[Extracted records]
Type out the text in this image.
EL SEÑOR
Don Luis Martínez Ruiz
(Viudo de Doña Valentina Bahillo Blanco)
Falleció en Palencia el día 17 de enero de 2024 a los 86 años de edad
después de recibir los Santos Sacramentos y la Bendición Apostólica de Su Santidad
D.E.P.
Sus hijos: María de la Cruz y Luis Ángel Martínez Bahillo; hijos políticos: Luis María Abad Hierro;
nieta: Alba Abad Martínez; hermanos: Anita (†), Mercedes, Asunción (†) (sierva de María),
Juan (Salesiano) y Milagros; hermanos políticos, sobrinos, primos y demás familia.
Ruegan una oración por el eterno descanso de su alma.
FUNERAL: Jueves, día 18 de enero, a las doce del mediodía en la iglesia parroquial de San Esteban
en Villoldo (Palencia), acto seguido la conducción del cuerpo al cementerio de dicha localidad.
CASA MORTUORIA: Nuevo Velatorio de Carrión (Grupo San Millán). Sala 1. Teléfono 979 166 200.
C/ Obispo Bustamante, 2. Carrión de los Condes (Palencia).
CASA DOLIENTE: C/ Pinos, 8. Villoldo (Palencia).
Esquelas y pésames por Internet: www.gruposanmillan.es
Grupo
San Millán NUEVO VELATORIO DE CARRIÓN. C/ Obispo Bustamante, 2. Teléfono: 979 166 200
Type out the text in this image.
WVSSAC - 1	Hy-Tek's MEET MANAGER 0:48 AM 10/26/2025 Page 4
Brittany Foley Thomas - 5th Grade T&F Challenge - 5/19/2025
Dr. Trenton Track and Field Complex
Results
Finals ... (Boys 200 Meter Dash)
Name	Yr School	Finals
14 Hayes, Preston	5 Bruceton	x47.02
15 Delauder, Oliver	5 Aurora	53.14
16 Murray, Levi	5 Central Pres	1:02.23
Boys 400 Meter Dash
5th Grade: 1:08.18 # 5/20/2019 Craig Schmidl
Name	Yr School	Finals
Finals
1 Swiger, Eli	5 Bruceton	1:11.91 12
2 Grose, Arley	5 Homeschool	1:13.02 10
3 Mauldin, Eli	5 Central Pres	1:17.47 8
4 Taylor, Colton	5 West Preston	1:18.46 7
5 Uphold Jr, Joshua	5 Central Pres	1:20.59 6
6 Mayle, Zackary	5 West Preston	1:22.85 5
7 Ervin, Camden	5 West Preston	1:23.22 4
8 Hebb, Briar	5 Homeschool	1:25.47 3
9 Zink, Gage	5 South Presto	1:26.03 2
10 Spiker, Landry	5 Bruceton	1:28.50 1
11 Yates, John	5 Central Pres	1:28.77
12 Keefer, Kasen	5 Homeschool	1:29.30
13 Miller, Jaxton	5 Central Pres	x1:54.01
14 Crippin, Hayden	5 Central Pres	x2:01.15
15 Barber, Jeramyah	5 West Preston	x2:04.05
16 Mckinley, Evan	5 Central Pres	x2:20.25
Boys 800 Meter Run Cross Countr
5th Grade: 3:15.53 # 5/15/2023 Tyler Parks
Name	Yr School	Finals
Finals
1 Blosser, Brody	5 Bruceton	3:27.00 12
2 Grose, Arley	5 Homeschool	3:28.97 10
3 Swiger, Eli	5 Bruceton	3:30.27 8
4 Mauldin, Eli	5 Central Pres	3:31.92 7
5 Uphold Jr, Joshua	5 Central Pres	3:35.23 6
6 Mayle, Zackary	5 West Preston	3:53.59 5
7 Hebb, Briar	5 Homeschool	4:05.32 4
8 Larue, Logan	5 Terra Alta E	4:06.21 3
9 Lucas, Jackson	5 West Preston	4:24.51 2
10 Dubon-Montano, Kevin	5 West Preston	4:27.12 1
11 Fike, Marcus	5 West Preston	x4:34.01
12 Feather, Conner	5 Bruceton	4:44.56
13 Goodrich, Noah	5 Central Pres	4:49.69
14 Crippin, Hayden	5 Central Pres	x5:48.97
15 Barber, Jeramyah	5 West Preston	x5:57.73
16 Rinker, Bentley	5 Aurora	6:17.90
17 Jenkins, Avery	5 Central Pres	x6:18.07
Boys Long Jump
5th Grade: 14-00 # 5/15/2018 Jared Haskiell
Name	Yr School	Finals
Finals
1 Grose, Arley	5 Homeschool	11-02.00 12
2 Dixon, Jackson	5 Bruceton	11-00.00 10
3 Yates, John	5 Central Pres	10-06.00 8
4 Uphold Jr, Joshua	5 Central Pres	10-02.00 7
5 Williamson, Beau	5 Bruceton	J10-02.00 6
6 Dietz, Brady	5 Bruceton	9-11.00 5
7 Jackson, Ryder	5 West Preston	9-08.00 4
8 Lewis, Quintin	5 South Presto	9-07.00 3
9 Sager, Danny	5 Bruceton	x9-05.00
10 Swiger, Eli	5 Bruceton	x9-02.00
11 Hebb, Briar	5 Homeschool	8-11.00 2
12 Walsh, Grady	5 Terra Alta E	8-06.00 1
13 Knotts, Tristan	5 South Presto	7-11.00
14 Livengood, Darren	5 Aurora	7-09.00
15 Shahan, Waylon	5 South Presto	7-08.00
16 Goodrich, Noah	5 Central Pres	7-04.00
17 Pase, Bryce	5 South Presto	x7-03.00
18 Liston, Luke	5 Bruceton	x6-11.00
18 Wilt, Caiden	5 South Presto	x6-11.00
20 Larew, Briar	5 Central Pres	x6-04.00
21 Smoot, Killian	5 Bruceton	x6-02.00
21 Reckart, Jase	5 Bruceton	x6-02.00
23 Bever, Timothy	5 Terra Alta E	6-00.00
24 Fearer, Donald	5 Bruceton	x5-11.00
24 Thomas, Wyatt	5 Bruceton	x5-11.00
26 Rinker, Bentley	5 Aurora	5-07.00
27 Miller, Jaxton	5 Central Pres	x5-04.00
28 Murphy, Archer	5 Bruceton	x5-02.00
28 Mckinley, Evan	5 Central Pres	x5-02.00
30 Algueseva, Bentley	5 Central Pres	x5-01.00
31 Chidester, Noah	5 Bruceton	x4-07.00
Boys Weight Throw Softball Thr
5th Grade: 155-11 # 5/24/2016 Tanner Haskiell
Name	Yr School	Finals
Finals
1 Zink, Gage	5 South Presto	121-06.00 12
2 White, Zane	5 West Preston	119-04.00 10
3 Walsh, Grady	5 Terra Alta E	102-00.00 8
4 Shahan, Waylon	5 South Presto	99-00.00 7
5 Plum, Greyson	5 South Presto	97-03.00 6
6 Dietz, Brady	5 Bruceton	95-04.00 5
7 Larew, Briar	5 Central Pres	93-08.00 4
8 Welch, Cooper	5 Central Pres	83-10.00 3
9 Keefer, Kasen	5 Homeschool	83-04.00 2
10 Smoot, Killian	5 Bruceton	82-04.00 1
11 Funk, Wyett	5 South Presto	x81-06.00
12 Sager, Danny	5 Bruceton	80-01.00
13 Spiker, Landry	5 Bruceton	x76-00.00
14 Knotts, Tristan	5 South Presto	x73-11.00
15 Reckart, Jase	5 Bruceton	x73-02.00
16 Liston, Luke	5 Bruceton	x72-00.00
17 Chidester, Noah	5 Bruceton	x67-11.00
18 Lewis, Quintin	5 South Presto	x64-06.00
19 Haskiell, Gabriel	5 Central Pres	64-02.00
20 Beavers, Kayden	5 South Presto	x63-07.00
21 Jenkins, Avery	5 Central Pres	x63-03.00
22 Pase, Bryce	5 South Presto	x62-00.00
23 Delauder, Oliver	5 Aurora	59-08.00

Written exercise
Write the material out again in its entirety, exactly as shown.

Exercise solution
Type out the text in this image.
EL SEÑOR
Don Luis Martínez Ruiz
(Viudo de Doña Valentina Bahillo Blanco)
Falleció en Palencia el día 17 de enero de 2024 a los 86 años de edad
después de recibir los Santos Sacramentos y la Bendición Apostólica de Su Santidad
D.E.P.
Sus hijos: María de la Cruz y Luis Ángel Martínez Bahillo; hijos políticos: Luis María Abad Hierro;
nieta: Alba Abad Martínez; hermanos: Anita (†), Mercedes, Asunción (†) (sierva de María),
Juan (Salesiano) y Milagros; hermanos políticos, sobrinos, primos y demás familia.
Ruegan una oración por el eterno descanso de su alma.
FUNERAL: Jueves, día 18 de enero, a las doce del mediodía en la iglesia parroquial de San Esteban
en Villoldo (Palencia), acto seguido la conducción del cuerpo al cementerio de dicha localidad.
CASA MORTUORIA: Nuevo Velatorio de Carrión (Grupo San Millán). Sala 1. Teléfono 979 166 200.
C/ Obispo Bustamante, 2. Carrión de los Condes (Palencia).
CASA DOLIENTE: C/ Pinos, 8. Villoldo (Palencia).
Esquelas y pésames por Internet: www.gruposanmillan.es
Grupo
San Millán NUEVO VELATORIO DE CARRIÓN. C/ Obispo Bustamante, 2. Teléfono: 979 166 200
Type out the text in this image.
WVSSAC - 1	Hy-Tek's MEET MANAGER 0:48 AM 10/26/2025 Page 4
Brittany Foley Thomas - 5th Grade T&F Challenge - 5/19/2025
Dr. Trenton Track and Field Complex
Results
Finals ... (Boys 200 Meter Dash)
Name	Yr School	Finals
14 Hayes, Preston	5 Bruceton	x47.02
15 Delauder, Oliver	5 Aurora	53.14
16 Murray, Levi	5 Central Pres	1:02.23
Boys 400 Meter Dash
5th Grade: 1:08.18 # 5/20/2019 Craig Schmidl
Name	Yr School	Finals
Finals
1 Swiger, Eli	5 Bruceton	1:11.91 12
2 Grose, Arley	5 Homeschool	1:13.02 10
3 Mauldin, Eli	5 Central Pres	1:17.47 8
4 Taylor, Colton	5 West Preston	1:18.46 7
5 Uphold Jr, Joshua	5 Central Pres	1:20.59 6
6 Mayle, Zackary	5 West Preston	1:22.85 5
7 Ervin, Camden	5 West Preston	1:23.22 4
8 Hebb, Briar	5 Homeschool	1:25.47 3
9 Zink, Gage	5 South Presto	1:26.03 2
10 Spiker, Landry	5 Bruceton	1:28.50 1
11 Yates, John	5 Central Pres	1:28.77
12 Keefer, Kasen	5 Homeschool	1:29.30
13 Miller, Jaxton	5 Central Pres	x1:54.01
14 Crippin, Hayden	5 Central Pres	x2:01.15
15 Barber, Jeramyah	5 West Preston	x2:04.05
16 Mckinley, Evan	5 Central Pres	x2:20.25
Boys 800 Meter Run Cross Countr
5th Grade: 3:15.53 # 5/15/2023 Tyler Parks
Name	Yr School	Finals
Finals
1 Blosser, Brody	5 Bruceton	3:27.00 12
2 Grose, Arley	5 Homeschool	3:28.97 10
3 Swiger, Eli	5 Bruceton	3:30.27 8
4 Mauldin, Eli	5 Central Pres	3:31.92 7
5 Uphold Jr, Joshua	5 Central Pres	3:35.23 6
6 Mayle, Zackary	5 West Preston	3:53.59 5
7 Hebb, Briar	5 Homeschool	4:05.32 4
8 Larue, Logan	5 Terra Alta E	4:06.21 3
9 Lucas, Jackson	5 West Preston	4:24.51 2
10 Dubon-Montano, Kevin	5 West Preston	4:27.12 1
11 Fike, Marcus	5 West Preston	x4:34.01
12 Feather, Conner	5 Bruceton	4:44.56
13 Goodrich, Noah	5 Central Pres	4:49.69
14 Crippin, Hayden	5 Central Pres	x5:48.97
15 Barber, Jeramyah	5 West Preston	x5:57.73
16 Rinker, Bentley	5 Aurora	6:17.90
17 Jenkins, Avery	5 Central Pres	x6:18.07
Boys Long Jump
5th Grade: 14-00 # 5/15/2018 Jared Haskiell
Name	Yr School	Finals
Finals
1 Grose, Arley	5 Homeschool	11-02.00 12
2 Dixon, Jackson	5 Bruceton	11-00.00 10
3 Yates, John	5 Central Pres	10-06.00 8
4 Uphold Jr, Joshua	5 Central Pres	10-02.00 7
5 Williamson, Beau	5 Bruceton	J10-02.00 6
6 Dietz, Brady	5 Bruceton	9-11.00 5
7 Jackson, Ryder	5 West Preston	9-08.00 4
8 Lewis, Quintin	5 South Presto	9-07.00 3
9 Sager, Danny	5 Bruceton	x9-05.00
10 Swiger, Eli	5 Bruceton	x9-02.00
11 Hebb, Briar	5 Homeschool	8-11.00 2
12 Walsh, Grady	5 Terra Alta E	8-06.00 1
13 Knotts, Tristan	5 South Presto	7-11.00
14 Livengood, Darren	5 Aurora	7-09.00
15 Shahan, Waylon	5 South Presto	7-08.00
16 Goodrich, Noah	5 Central Pres	7-04.00
17 Pase, Bryce	5 South Presto	x7-03.00
18 Liston, Luke	5 Bruceton	x6-11.00
18 Wilt, Caiden	5 South Presto	x6-11.00
20 Larew, Briar	5 Central Pres	x6-04.00
21 Smoot, Killian	5 Bruceton	x6-02.00
21 Reckart, Jase	5 Bruceton	x6-02.00
23 Bever, Timothy	5 Terra Alta E	6-00.00
24 Fearer, Donald	5 Bruceton	x5-11.00
24 Thomas, Wyatt	5 Bruceton	x5-11.00
26 Rinker, Bentley	5 Aurora	5-07.00
27 Miller, Jaxton	5 Central Pres	x5-04.00
28 Murphy, Archer	5 Bruceton	x5-02.00
28 Mckinley, Evan	5 Central Pres	x5-02.00
30 Algueseva, Bentley	5 Central Pres	x5-01.00
31 Chidester, Noah	5 Bruceton	x4-07.00
Boys Weight Throw Softball Thr
5th Grade: 155-11 # 5/24/2016 Tanner Haskiell
Name	Yr School	Finals
Finals
1 Zink, Gage	5 South Presto	121-06.00 12
2 White, Zane	5 West Preston	119-04.00 10
3 Walsh, Grady	5 Terra Alta E	102-00.00 8
4 Shahan, Waylon	5 South Presto	99-00.00 7
5 Plum, Greyson	5 South Presto	97-03.00 6
6 Dietz, Brady	5 Bruceton	95-04.00 5
7 Larew, Briar	5 Central Pres	93-08.00 4
8 Welch, Cooper	5 Central Pres	83-10.00 3
9 Keefer, Kasen	5 Homeschool	83-04.00 2
10 Smoot, Killian	5 Bruceton	82-04.00 1
11 Funk, Wyett	5 South Presto	x81-06.00
12 Sager, Danny	5 Bruceton	80-01.00
13 Spiker, Landry	5 Bruceton	x76-00.00
14 Knotts, Tristan	5 South Presto	x73-11.00
15 Reckart, Jase	5 Bruceton	x73-02.00
16 Liston, Luke	5 Bruceton	x72-00.00
17 Chidester, Noah	5 Bruceton	x67-11.00
18 Lewis, Quintin	5 South Presto	x64-06.00
19 Haskiell, Gabriel	5 Central Pres	64-02.00
20 Beavers, Kayden	5 South Presto	x63-07.00
21 Jenkins, Avery	5 Central Pres	x63-03.00
22 Pase, Bryce	5 South Presto	x62-00.00
23 Delauder, Oliver	5 Aurora	59-08.00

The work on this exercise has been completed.